▶ GIVEN EXERCISE
The listing below must be repeated word for word, with its images excluded.

▶ THE RECORDS
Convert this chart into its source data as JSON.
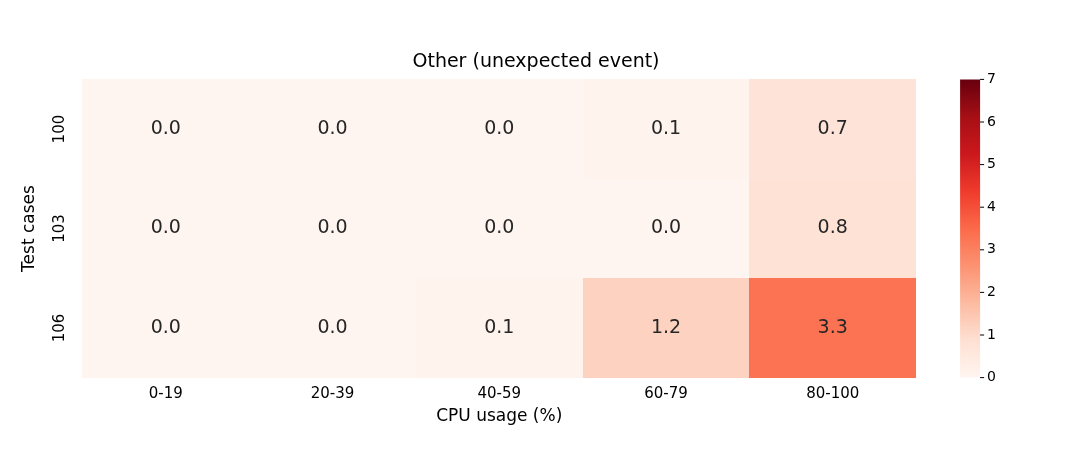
{
  "chart_data": {
    "type": "heatmap",
    "title": "Other (unexpected event)",
    "xlabel": "CPU usage (%)",
    "ylabel": "Test cases",
    "categories": [
      "0-19",
      "20-39",
      "40-59",
      "60-79",
      "80-100"
    ],
    "y_categories": [
      "100",
      "103",
      "106"
    ],
    "cells": [
      [
        0.0,
        0.0,
        0.0,
        0.1,
        0.7
      ],
      [
        0.0,
        0.0,
        0.0,
        0.0,
        0.8
      ],
      [
        0.0,
        0.0,
        0.1,
        1.2,
        3.3
      ]
    ],
    "cell_labels": [
      [
        "0.0",
        "0.0",
        "0.0",
        "0.1",
        "0.7"
      ],
      [
        "0.0",
        "0.0",
        "0.0",
        "0.0",
        "0.8"
      ],
      [
        "0.0",
        "0.0",
        "0.1",
        "1.2",
        "3.3"
      ]
    ],
    "data_labels": true,
    "clim": [
      0,
      7
    ],
    "cticks": [
      0,
      1,
      2,
      3,
      4,
      5,
      6,
      7
    ]
  }
}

▶ SOLUTION TO THIS EXERCISE
Convert this chart into its source data as JSON.
{
  "chart_data": {
    "type": "heatmap",
    "title": "Other (unexpected event)",
    "xlabel": "CPU usage (%)",
    "ylabel": "Test cases",
    "categories": [
      "0-19",
      "20-39",
      "40-59",
      "60-79",
      "80-100"
    ],
    "y_categories": [
      "100",
      "103",
      "106"
    ],
    "cells": [
      [
        0.0,
        0.0,
        0.0,
        0.1,
        0.7
      ],
      [
        0.0,
        0.0,
        0.0,
        0.0,
        0.8
      ],
      [
        0.0,
        0.0,
        0.1,
        1.2,
        3.3
      ]
    ],
    "cell_labels": [
      [
        "0.0",
        "0.0",
        "0.0",
        "0.1",
        "0.7"
      ],
      [
        "0.0",
        "0.0",
        "0.0",
        "0.0",
        "0.8"
      ],
      [
        "0.0",
        "0.0",
        "0.1",
        "1.2",
        "3.3"
      ]
    ],
    "data_labels": true,
    "clim": [
      0,
      7
    ],
    "cticks": [
      0,
      1,
      2,
      3,
      4,
      5,
      6,
      7
    ]
  }
}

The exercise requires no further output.